(Excerpts from a figure dataset)
[BEGIN]
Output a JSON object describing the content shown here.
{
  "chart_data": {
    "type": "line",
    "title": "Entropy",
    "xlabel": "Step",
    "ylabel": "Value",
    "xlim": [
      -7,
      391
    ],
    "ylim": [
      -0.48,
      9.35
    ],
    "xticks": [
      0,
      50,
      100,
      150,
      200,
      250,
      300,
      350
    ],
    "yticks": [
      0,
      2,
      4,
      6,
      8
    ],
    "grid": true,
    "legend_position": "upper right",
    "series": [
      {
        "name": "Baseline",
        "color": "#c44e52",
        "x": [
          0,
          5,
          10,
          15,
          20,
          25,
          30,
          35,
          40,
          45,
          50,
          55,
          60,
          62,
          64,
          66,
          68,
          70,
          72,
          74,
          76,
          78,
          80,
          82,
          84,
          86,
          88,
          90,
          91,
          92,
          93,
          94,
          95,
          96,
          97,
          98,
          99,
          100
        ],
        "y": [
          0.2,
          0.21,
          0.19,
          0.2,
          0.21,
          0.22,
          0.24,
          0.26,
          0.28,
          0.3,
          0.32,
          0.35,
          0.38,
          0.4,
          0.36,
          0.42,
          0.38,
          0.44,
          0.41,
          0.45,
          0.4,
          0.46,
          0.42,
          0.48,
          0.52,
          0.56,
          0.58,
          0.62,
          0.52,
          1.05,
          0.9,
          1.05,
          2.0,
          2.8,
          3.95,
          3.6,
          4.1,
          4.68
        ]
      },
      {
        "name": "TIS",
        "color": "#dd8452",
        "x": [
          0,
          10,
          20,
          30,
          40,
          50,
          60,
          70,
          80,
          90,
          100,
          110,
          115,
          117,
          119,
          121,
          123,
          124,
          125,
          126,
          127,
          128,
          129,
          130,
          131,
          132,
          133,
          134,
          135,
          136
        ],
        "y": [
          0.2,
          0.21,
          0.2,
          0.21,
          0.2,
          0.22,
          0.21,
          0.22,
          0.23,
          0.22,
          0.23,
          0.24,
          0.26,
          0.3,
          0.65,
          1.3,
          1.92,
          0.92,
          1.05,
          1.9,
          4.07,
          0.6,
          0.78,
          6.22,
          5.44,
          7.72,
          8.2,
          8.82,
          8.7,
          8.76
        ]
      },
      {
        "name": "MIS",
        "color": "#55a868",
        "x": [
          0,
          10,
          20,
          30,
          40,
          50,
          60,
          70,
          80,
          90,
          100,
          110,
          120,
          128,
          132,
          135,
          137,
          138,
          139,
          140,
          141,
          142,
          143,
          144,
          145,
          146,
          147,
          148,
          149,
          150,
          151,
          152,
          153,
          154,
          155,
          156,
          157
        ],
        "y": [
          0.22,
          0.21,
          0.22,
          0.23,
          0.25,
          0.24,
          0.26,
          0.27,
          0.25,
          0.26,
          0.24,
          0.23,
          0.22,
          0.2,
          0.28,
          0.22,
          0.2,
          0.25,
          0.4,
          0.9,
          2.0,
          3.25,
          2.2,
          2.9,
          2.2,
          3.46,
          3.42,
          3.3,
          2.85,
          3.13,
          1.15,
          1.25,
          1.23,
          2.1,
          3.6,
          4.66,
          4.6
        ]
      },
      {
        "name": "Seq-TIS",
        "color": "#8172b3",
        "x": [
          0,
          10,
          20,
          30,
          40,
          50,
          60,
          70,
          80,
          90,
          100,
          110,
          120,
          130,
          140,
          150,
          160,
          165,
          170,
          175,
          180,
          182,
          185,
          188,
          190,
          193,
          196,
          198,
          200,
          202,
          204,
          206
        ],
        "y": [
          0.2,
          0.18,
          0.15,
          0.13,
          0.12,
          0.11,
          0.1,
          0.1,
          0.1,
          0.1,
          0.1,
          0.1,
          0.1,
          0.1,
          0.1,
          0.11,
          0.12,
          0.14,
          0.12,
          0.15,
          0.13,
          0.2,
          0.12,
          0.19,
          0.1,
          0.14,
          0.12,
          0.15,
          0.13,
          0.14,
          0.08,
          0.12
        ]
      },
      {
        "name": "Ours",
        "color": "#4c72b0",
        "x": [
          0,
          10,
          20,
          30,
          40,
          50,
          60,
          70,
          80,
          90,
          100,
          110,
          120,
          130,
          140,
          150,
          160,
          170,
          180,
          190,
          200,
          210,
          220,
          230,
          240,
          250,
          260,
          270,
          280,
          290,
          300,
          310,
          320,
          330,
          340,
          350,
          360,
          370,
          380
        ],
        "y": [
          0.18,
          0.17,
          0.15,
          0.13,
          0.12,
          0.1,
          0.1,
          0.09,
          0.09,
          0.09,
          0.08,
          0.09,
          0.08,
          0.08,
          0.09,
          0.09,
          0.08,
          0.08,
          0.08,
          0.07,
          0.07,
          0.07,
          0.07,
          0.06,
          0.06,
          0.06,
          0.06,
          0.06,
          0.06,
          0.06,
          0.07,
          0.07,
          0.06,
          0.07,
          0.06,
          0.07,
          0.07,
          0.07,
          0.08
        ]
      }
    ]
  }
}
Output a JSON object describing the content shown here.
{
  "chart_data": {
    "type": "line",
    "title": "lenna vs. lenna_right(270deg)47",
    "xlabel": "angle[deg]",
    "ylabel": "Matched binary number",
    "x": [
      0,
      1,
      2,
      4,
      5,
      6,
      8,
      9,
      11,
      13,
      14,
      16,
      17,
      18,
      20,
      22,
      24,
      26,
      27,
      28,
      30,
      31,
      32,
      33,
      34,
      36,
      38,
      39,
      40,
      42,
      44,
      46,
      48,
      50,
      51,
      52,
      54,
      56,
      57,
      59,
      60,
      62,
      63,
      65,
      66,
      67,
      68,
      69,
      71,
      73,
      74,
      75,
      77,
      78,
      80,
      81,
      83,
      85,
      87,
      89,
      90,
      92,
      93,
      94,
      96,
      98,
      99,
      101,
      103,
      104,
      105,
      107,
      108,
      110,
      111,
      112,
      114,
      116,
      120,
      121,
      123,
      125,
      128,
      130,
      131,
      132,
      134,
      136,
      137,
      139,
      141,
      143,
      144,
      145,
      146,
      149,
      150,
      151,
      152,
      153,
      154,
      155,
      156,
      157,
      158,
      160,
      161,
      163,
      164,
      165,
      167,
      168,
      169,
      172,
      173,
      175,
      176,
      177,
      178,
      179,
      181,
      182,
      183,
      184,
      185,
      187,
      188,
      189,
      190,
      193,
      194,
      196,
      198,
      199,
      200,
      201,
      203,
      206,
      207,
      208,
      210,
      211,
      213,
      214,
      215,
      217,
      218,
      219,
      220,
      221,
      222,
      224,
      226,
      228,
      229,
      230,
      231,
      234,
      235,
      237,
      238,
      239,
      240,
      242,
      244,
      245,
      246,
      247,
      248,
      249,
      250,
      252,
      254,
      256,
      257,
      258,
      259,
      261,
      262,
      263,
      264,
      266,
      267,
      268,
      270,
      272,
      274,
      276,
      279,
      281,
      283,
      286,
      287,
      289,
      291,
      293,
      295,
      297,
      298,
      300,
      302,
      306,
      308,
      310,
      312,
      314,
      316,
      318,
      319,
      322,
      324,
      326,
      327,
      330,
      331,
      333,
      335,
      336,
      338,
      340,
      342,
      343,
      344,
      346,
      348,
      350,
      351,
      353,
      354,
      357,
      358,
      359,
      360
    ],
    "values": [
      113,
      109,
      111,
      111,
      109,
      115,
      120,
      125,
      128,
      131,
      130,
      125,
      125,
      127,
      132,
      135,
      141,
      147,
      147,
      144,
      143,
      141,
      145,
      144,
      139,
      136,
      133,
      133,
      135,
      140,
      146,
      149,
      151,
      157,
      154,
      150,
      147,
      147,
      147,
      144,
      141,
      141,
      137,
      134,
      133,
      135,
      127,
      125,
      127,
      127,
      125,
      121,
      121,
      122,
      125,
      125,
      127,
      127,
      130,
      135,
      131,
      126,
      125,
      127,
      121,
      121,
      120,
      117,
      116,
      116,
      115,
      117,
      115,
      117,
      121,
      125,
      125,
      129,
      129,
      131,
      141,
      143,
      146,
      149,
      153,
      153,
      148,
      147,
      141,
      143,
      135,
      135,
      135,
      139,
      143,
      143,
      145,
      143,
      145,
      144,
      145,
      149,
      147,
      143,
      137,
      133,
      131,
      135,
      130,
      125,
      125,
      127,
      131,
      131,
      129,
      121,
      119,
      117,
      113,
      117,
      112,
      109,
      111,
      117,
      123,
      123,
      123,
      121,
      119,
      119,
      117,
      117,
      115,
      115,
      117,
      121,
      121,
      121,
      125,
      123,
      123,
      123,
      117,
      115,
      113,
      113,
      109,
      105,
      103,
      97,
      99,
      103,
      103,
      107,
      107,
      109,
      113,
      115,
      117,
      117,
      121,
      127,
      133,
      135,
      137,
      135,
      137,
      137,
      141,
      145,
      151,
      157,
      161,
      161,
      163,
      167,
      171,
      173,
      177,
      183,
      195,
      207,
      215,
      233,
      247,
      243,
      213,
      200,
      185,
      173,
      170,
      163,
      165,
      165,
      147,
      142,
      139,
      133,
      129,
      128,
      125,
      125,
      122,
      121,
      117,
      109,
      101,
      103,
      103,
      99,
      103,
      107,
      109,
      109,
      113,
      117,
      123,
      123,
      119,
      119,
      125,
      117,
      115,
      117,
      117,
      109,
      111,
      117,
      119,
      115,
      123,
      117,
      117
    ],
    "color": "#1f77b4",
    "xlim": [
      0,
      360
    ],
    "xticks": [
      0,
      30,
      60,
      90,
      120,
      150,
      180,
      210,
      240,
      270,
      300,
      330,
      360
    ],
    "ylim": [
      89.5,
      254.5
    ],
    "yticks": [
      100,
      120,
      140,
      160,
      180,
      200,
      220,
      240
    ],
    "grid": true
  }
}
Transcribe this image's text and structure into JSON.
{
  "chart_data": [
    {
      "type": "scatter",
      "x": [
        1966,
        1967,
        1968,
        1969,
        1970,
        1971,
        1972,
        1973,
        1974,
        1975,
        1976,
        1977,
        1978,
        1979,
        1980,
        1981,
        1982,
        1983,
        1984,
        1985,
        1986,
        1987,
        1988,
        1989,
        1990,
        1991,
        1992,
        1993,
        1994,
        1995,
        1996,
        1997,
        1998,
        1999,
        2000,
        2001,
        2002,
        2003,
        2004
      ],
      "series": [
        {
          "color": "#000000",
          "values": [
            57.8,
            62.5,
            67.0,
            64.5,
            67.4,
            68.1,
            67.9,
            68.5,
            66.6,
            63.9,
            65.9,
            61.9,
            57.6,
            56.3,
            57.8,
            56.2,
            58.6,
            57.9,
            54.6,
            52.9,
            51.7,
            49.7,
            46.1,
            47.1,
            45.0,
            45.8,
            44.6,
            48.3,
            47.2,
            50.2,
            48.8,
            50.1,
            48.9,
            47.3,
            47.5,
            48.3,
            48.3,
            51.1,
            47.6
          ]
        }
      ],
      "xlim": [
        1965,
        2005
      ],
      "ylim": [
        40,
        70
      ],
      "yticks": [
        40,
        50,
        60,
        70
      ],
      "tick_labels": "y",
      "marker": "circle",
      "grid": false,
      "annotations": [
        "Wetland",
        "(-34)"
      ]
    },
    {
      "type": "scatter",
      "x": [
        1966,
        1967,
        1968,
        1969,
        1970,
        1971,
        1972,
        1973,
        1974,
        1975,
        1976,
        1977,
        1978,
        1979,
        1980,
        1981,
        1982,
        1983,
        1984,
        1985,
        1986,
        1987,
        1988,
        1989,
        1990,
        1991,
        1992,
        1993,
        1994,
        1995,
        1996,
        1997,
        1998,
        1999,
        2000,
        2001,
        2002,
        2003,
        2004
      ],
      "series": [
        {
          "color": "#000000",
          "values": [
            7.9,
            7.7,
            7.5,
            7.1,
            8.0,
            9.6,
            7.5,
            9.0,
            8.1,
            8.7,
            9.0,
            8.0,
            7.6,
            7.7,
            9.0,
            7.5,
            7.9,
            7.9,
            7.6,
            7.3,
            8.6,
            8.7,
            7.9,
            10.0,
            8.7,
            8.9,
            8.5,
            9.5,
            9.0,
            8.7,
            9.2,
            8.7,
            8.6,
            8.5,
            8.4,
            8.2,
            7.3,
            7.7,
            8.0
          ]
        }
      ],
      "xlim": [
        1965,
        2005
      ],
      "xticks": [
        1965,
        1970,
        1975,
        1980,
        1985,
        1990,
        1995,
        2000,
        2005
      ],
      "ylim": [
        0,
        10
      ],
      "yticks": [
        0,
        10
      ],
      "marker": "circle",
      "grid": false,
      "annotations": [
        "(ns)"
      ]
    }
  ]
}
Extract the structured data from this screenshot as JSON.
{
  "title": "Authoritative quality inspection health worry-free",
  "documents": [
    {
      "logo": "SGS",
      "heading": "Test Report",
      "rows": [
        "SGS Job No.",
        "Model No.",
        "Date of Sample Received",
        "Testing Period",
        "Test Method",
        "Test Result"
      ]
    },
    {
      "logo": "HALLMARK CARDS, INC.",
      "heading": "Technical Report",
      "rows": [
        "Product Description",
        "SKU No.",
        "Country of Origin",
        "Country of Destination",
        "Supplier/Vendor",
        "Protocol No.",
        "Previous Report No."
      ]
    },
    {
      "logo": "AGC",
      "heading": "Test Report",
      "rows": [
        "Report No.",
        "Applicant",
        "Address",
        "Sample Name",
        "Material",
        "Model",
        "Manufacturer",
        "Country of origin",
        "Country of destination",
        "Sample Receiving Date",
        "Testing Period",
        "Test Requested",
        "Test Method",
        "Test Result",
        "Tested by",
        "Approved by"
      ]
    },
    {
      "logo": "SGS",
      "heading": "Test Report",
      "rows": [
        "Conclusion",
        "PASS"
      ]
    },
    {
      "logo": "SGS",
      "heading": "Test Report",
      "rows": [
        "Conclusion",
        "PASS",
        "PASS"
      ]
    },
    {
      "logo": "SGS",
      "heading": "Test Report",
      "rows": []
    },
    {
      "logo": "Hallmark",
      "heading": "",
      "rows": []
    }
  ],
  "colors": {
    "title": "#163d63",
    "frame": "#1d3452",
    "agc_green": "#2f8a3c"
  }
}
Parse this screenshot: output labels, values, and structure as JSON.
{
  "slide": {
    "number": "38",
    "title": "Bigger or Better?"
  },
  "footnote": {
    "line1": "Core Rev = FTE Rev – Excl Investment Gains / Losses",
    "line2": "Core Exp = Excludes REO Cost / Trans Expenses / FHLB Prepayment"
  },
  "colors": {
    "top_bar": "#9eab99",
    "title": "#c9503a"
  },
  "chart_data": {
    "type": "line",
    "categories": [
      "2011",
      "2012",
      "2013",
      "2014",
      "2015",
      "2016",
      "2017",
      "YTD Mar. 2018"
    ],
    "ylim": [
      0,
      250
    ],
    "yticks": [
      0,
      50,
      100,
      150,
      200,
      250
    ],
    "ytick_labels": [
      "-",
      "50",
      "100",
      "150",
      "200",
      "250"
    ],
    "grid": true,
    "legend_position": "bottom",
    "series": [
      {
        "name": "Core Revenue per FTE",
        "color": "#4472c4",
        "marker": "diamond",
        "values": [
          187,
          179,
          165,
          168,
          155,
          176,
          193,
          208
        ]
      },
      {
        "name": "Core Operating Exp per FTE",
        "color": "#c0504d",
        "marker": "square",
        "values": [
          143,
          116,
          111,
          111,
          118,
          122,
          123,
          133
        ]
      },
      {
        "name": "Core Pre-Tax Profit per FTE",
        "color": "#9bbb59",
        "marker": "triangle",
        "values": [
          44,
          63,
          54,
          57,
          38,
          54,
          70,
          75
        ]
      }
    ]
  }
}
[END]
In the entries above, find lines with "Sample" and copy each.

        "Date of Sample Received",
        "Sample Name",
        "Sample Receiving Date",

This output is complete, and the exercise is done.